• [WORK REQUIRED] Output all entries verbatim. Skip pictures.

--- Begin ---

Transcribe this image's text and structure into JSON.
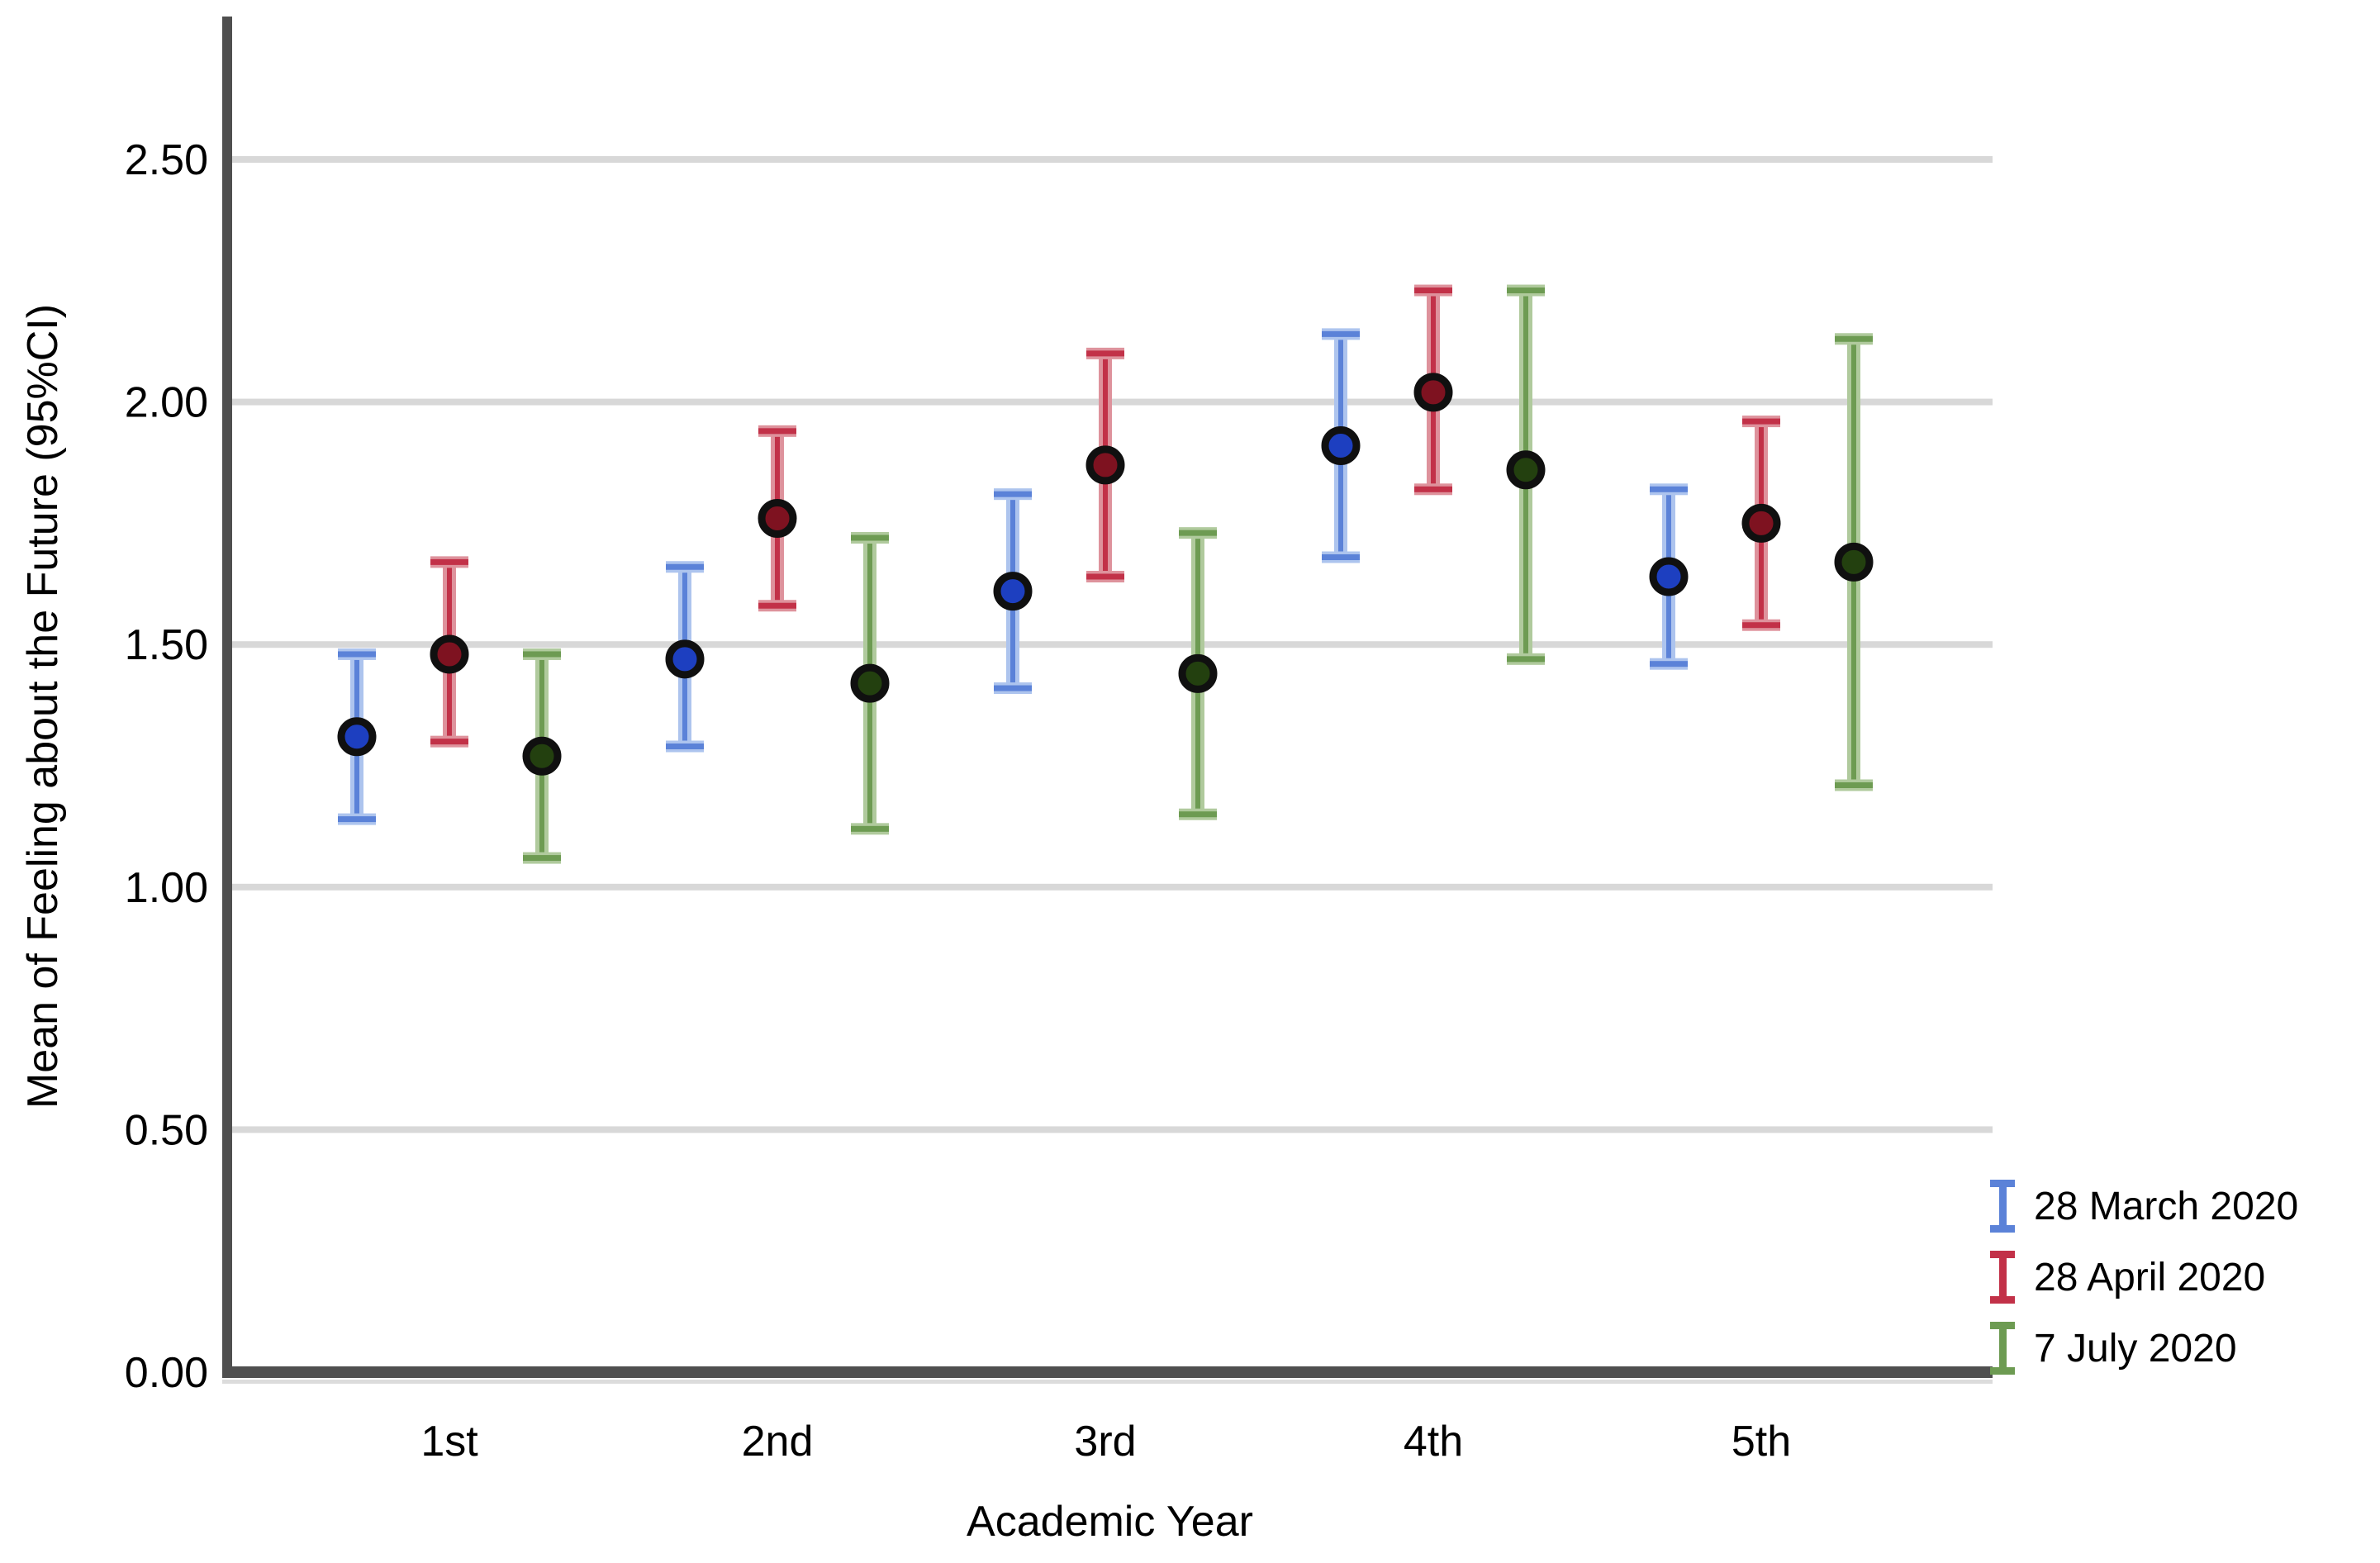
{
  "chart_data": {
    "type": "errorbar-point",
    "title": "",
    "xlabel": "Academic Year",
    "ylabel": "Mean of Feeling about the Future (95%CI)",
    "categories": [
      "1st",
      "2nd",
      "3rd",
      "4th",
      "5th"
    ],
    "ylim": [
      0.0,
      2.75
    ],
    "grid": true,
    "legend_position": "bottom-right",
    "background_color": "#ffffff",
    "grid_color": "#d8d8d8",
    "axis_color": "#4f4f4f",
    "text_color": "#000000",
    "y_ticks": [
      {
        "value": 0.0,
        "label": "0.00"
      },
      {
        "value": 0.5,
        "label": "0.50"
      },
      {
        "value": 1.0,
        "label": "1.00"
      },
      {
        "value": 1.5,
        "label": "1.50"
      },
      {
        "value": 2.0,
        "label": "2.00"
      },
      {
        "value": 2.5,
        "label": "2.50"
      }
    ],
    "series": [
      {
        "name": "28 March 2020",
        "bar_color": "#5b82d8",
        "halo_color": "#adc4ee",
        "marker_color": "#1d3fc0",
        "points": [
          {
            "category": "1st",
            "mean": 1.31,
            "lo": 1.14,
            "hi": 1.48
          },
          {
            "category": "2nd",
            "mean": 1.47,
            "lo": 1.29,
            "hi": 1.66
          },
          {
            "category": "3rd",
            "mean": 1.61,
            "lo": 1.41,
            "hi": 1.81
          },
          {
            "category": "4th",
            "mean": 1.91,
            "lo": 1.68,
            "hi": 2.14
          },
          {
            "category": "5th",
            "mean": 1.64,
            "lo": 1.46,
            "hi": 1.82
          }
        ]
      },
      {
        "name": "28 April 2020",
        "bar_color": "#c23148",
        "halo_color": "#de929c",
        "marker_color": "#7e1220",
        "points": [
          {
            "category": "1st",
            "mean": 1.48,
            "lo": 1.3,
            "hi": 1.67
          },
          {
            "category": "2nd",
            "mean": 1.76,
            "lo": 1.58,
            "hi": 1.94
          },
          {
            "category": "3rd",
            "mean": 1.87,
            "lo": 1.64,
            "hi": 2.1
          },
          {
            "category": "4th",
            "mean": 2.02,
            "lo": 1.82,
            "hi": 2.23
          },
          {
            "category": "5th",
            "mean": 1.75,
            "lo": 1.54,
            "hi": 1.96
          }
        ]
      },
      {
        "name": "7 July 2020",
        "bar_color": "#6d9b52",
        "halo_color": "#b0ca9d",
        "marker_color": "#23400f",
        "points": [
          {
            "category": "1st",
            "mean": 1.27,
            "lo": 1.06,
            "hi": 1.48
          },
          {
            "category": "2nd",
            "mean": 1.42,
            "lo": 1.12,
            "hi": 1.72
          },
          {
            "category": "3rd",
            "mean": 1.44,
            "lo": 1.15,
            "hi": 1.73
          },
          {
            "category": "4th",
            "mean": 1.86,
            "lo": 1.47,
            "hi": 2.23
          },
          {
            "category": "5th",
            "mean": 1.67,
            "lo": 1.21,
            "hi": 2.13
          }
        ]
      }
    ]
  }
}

--- End ---

• [REPLY TO THE TASK]
Transcribe this image's text and structure into JSON.
{
  "chart_data": {
    "type": "errorbar-point",
    "title": "",
    "xlabel": "Academic Year",
    "ylabel": "Mean of Feeling about the Future (95%CI)",
    "categories": [
      "1st",
      "2nd",
      "3rd",
      "4th",
      "5th"
    ],
    "ylim": [
      0.0,
      2.75
    ],
    "grid": true,
    "legend_position": "bottom-right",
    "background_color": "#ffffff",
    "grid_color": "#d8d8d8",
    "axis_color": "#4f4f4f",
    "text_color": "#000000",
    "y_ticks": [
      {
        "value": 0.0,
        "label": "0.00"
      },
      {
        "value": 0.5,
        "label": "0.50"
      },
      {
        "value": 1.0,
        "label": "1.00"
      },
      {
        "value": 1.5,
        "label": "1.50"
      },
      {
        "value": 2.0,
        "label": "2.00"
      },
      {
        "value": 2.5,
        "label": "2.50"
      }
    ],
    "series": [
      {
        "name": "28 March 2020",
        "bar_color": "#5b82d8",
        "halo_color": "#adc4ee",
        "marker_color": "#1d3fc0",
        "points": [
          {
            "category": "1st",
            "mean": 1.31,
            "lo": 1.14,
            "hi": 1.48
          },
          {
            "category": "2nd",
            "mean": 1.47,
            "lo": 1.29,
            "hi": 1.66
          },
          {
            "category": "3rd",
            "mean": 1.61,
            "lo": 1.41,
            "hi": 1.81
          },
          {
            "category": "4th",
            "mean": 1.91,
            "lo": 1.68,
            "hi": 2.14
          },
          {
            "category": "5th",
            "mean": 1.64,
            "lo": 1.46,
            "hi": 1.82
          }
        ]
      },
      {
        "name": "28 April 2020",
        "bar_color": "#c23148",
        "halo_color": "#de929c",
        "marker_color": "#7e1220",
        "points": [
          {
            "category": "1st",
            "mean": 1.48,
            "lo": 1.3,
            "hi": 1.67
          },
          {
            "category": "2nd",
            "mean": 1.76,
            "lo": 1.58,
            "hi": 1.94
          },
          {
            "category": "3rd",
            "mean": 1.87,
            "lo": 1.64,
            "hi": 2.1
          },
          {
            "category": "4th",
            "mean": 2.02,
            "lo": 1.82,
            "hi": 2.23
          },
          {
            "category": "5th",
            "mean": 1.75,
            "lo": 1.54,
            "hi": 1.96
          }
        ]
      },
      {
        "name": "7 July 2020",
        "bar_color": "#6d9b52",
        "halo_color": "#b0ca9d",
        "marker_color": "#23400f",
        "points": [
          {
            "category": "1st",
            "mean": 1.27,
            "lo": 1.06,
            "hi": 1.48
          },
          {
            "category": "2nd",
            "mean": 1.42,
            "lo": 1.12,
            "hi": 1.72
          },
          {
            "category": "3rd",
            "mean": 1.44,
            "lo": 1.15,
            "hi": 1.73
          },
          {
            "category": "4th",
            "mean": 1.86,
            "lo": 1.47,
            "hi": 2.23
          },
          {
            "category": "5th",
            "mean": 1.67,
            "lo": 1.21,
            "hi": 2.13
          }
        ]
      }
    ]
  }
}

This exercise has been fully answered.